◆ Task prompt ◆
Which lines below hold the word "Constraints"? Copy all of them.

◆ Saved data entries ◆
>>>

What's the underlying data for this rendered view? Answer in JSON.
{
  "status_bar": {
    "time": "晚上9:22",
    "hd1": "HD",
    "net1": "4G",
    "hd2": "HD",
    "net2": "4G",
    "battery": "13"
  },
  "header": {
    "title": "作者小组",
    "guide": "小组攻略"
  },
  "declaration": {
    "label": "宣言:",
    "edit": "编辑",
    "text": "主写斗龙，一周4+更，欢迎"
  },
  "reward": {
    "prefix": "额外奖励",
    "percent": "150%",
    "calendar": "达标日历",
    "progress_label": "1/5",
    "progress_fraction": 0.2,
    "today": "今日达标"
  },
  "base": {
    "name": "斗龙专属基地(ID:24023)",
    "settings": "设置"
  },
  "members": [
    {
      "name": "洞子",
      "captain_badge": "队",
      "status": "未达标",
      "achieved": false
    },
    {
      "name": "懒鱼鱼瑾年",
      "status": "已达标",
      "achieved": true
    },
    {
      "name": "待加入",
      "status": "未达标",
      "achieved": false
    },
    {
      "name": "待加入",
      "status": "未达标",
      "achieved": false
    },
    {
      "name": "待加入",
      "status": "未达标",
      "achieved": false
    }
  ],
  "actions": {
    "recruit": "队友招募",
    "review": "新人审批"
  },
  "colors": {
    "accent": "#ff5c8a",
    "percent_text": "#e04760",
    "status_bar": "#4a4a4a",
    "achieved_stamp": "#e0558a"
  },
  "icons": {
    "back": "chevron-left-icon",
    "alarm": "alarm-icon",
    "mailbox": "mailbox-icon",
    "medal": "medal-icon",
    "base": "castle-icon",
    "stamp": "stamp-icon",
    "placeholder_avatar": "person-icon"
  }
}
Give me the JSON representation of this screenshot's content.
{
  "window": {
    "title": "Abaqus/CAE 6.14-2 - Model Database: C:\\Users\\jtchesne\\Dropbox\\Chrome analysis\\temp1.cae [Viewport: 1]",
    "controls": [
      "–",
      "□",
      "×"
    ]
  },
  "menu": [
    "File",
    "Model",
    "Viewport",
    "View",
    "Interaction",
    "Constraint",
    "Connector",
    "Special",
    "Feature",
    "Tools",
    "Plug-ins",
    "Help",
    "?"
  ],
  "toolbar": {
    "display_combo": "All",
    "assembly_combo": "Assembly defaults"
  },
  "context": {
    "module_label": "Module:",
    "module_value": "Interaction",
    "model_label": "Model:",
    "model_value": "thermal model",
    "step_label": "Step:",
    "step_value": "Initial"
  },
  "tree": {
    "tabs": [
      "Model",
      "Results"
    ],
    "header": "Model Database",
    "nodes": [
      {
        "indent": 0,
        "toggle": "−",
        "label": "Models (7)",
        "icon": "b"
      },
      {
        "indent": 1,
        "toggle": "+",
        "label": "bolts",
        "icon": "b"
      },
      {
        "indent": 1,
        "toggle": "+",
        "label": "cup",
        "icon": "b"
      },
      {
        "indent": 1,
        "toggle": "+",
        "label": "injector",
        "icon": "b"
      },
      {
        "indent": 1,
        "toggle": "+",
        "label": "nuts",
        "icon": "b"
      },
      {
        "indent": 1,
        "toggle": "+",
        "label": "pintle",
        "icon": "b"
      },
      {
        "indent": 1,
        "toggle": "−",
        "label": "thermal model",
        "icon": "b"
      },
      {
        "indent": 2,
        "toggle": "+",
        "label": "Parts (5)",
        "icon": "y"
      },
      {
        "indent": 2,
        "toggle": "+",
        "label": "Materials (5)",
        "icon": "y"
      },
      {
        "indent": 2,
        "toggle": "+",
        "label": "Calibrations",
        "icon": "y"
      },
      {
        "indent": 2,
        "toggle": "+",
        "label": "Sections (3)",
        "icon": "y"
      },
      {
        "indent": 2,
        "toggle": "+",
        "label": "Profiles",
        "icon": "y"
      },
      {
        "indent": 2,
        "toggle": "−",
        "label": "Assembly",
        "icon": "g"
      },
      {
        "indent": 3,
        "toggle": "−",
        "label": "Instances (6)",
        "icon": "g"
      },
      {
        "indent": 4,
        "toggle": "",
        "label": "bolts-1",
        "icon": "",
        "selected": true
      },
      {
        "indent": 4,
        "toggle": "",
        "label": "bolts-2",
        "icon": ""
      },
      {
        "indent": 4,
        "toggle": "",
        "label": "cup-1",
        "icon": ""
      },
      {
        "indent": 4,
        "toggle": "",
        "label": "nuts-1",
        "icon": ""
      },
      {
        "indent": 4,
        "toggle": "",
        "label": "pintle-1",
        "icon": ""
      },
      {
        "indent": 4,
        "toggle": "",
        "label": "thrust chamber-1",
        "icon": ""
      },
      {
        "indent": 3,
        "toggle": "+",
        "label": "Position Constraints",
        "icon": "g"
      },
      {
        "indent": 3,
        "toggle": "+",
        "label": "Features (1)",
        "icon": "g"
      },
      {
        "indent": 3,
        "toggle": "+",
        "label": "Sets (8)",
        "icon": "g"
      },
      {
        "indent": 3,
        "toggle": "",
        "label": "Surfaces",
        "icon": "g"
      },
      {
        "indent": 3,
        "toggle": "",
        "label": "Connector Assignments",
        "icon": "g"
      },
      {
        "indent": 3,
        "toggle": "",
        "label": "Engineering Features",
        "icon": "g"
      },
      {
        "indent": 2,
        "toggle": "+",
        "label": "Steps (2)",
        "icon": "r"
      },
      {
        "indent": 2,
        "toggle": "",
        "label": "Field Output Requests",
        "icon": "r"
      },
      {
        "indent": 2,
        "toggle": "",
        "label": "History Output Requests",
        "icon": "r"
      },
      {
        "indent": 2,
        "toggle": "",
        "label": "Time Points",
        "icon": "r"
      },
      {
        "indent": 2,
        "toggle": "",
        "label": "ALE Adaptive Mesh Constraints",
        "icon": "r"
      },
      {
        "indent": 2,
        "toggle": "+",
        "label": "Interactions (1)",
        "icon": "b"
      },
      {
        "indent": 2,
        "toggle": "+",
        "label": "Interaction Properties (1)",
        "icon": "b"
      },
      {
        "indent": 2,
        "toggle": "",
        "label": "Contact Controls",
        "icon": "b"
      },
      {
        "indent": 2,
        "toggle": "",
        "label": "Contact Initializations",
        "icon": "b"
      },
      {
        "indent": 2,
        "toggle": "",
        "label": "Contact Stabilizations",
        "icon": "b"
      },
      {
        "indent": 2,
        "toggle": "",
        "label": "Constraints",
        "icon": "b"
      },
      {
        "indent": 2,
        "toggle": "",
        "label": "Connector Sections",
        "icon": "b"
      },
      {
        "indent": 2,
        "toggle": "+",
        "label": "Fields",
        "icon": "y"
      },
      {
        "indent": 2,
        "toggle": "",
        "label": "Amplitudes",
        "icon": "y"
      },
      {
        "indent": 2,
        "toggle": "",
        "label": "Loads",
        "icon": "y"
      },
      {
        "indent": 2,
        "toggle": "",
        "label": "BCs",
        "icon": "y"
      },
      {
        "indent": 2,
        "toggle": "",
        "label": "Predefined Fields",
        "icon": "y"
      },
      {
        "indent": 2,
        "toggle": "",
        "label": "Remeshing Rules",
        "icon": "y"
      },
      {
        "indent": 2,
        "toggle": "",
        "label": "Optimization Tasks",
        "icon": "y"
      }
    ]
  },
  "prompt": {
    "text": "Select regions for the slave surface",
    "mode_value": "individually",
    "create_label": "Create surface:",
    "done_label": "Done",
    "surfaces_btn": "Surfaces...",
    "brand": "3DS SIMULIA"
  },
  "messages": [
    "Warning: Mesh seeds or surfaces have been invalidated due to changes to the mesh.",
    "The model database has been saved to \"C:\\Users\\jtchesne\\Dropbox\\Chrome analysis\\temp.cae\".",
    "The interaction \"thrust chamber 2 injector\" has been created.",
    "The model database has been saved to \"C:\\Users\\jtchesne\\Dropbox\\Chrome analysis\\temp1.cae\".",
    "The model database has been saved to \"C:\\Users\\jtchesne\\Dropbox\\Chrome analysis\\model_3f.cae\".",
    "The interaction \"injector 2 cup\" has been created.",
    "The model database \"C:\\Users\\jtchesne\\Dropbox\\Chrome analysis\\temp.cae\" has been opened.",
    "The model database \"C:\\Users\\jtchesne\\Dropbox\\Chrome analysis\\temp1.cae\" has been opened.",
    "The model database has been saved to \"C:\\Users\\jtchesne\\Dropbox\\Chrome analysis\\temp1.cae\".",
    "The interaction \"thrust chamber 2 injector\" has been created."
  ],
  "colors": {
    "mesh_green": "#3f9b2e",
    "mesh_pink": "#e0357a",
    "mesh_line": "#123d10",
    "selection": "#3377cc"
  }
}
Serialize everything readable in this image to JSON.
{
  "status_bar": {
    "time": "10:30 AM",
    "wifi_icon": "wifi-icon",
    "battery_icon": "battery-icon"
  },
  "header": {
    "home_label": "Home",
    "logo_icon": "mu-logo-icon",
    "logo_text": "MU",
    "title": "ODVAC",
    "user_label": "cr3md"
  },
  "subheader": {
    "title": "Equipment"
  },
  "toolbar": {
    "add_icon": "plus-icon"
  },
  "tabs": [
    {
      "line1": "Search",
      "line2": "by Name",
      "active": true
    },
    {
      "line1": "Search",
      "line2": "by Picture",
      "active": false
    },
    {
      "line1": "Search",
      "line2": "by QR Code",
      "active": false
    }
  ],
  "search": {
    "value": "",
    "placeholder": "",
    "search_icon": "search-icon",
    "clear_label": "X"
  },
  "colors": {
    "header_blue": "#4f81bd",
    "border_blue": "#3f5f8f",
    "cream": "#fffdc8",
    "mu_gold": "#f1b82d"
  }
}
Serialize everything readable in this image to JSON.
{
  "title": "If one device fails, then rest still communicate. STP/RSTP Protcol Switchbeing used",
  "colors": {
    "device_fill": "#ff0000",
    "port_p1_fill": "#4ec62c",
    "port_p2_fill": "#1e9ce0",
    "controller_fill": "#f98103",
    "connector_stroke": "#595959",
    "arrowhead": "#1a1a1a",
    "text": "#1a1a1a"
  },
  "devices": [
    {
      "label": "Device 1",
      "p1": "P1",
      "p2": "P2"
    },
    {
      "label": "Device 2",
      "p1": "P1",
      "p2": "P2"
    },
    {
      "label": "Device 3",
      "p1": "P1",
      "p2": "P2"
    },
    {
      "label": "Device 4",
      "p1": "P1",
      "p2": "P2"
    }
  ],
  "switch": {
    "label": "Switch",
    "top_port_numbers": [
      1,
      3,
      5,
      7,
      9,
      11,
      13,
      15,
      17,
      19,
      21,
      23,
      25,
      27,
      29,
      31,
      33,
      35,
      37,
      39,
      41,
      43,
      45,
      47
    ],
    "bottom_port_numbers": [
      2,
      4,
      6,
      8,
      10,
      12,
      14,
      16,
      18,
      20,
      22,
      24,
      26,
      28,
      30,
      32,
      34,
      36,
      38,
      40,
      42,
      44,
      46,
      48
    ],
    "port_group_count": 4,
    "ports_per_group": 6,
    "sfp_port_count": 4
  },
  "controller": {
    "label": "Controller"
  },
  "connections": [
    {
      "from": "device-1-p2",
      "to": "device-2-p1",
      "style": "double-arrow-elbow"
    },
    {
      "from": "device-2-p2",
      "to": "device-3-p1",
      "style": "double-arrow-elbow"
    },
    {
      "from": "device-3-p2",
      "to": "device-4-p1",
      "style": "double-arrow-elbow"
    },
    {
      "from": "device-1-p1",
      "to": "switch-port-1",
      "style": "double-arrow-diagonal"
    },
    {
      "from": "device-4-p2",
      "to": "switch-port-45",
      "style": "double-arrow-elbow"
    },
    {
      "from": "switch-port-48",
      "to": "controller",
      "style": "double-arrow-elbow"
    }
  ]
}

<<<

◆ Result ◆
        "label": "Position Constraints",
        "label": "ALE Adaptive Mesh Constraints",
        "label": "Constraints",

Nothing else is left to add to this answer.